## JOB
Scan the lines below for the word "يقتل". Copy each line you find it in.

## EXTRACTED DATA
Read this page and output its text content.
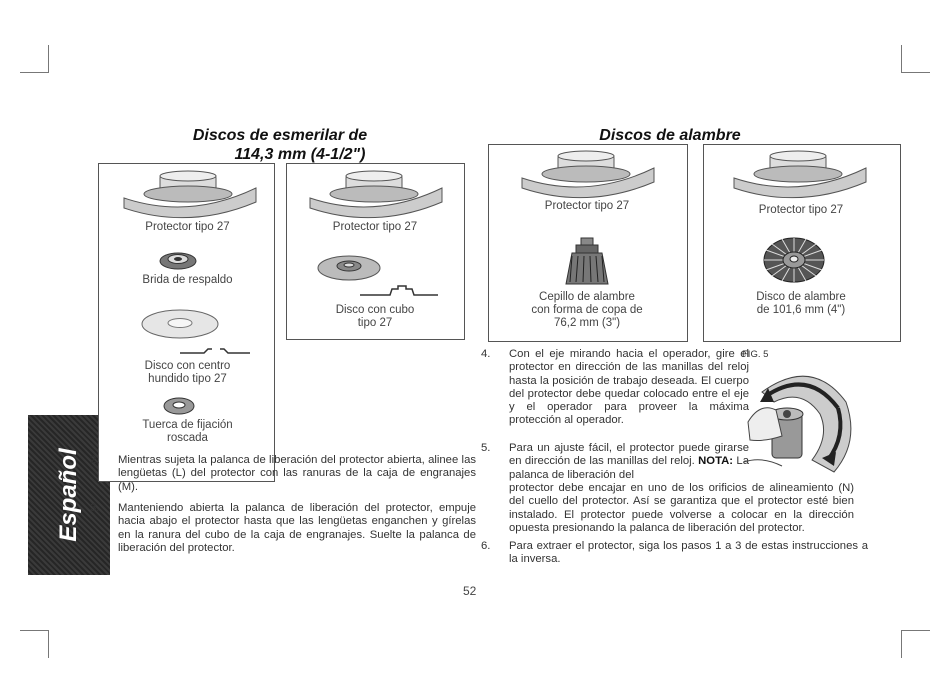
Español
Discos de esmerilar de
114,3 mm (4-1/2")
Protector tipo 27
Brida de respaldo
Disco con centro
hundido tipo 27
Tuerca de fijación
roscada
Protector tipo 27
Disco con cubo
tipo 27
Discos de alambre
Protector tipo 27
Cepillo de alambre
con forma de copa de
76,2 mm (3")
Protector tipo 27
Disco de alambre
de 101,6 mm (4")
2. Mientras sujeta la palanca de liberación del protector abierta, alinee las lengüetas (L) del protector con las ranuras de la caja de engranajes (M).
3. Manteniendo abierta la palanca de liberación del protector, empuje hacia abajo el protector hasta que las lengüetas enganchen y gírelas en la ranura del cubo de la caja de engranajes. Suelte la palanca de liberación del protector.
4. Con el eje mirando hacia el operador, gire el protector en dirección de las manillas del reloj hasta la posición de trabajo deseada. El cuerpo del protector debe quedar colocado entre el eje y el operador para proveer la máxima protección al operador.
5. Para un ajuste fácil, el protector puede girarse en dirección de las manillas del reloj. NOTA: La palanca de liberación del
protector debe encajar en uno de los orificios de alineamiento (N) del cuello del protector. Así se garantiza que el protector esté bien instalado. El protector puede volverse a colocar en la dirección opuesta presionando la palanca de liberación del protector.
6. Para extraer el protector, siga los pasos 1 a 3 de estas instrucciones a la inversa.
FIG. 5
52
---
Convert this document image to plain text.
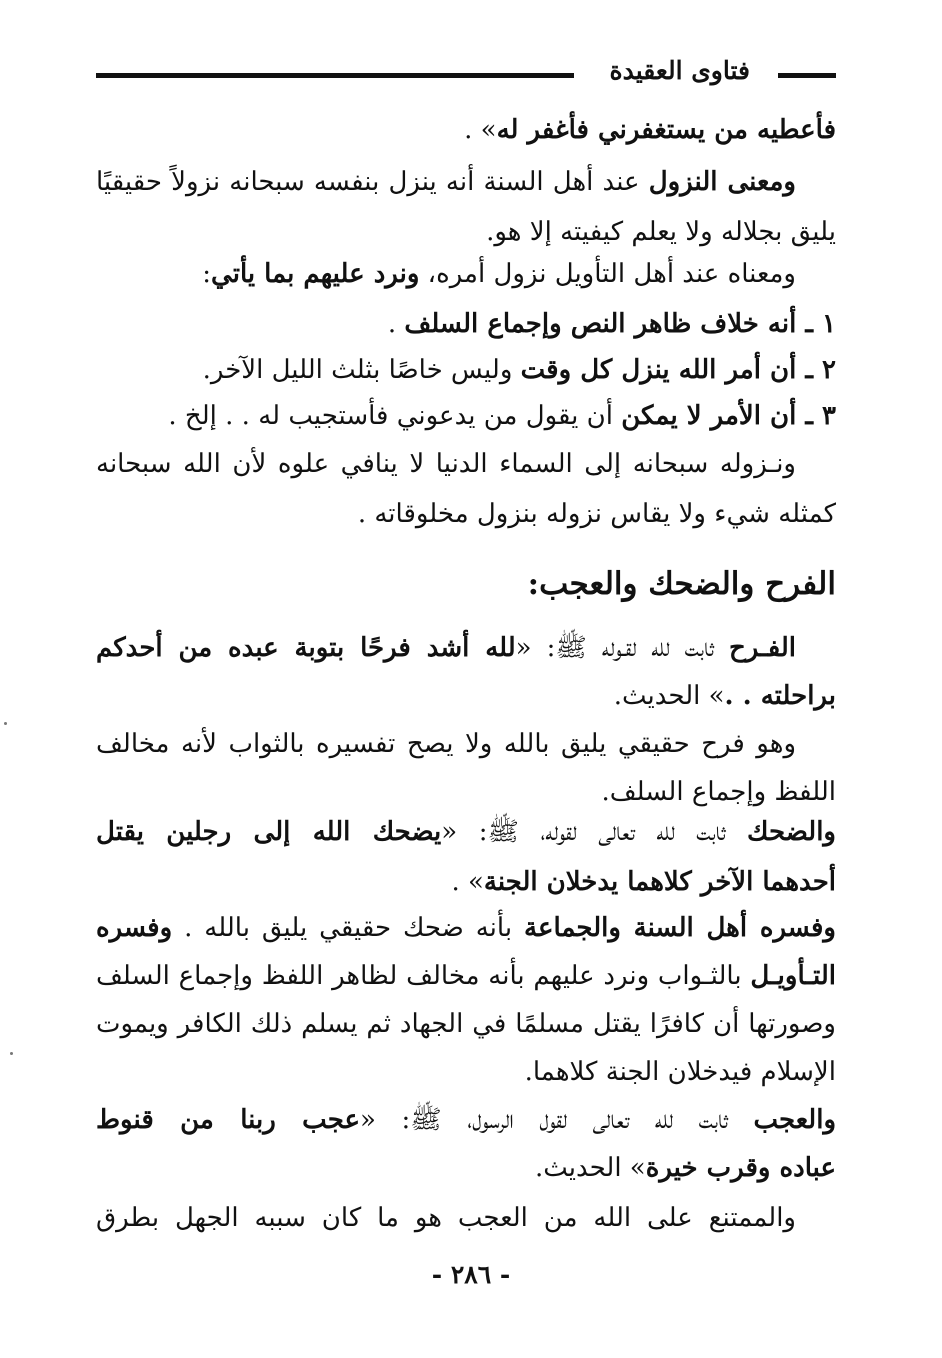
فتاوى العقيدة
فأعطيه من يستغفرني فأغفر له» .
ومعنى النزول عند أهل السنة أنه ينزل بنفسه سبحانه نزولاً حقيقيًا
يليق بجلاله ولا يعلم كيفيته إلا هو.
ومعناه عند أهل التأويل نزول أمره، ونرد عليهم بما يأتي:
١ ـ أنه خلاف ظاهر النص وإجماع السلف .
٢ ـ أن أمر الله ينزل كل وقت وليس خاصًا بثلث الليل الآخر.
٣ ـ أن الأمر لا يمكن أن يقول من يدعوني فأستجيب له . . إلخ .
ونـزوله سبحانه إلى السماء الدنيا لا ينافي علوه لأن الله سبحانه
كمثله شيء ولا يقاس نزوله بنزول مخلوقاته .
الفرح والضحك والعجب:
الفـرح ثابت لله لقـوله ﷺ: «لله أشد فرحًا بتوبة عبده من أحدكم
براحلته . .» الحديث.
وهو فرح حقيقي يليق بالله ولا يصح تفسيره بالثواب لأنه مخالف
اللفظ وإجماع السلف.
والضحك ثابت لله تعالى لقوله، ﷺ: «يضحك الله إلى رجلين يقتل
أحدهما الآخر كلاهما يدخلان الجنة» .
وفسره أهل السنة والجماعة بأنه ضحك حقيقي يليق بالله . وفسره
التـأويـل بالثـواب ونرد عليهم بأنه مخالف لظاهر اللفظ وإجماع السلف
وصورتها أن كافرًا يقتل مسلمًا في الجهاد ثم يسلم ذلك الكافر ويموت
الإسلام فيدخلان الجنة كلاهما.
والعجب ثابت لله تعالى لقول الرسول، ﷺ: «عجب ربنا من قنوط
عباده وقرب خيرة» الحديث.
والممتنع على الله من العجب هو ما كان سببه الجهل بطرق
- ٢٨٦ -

## TASK OUTPUT
والضحك ثابت لله تعالى لقوله، ﷺ: «يضحك الله إلى رجلين يقتل
وصورتها أن كافرًا يقتل مسلمًا في الجهاد ثم يسلم ذلك الكافر ويموت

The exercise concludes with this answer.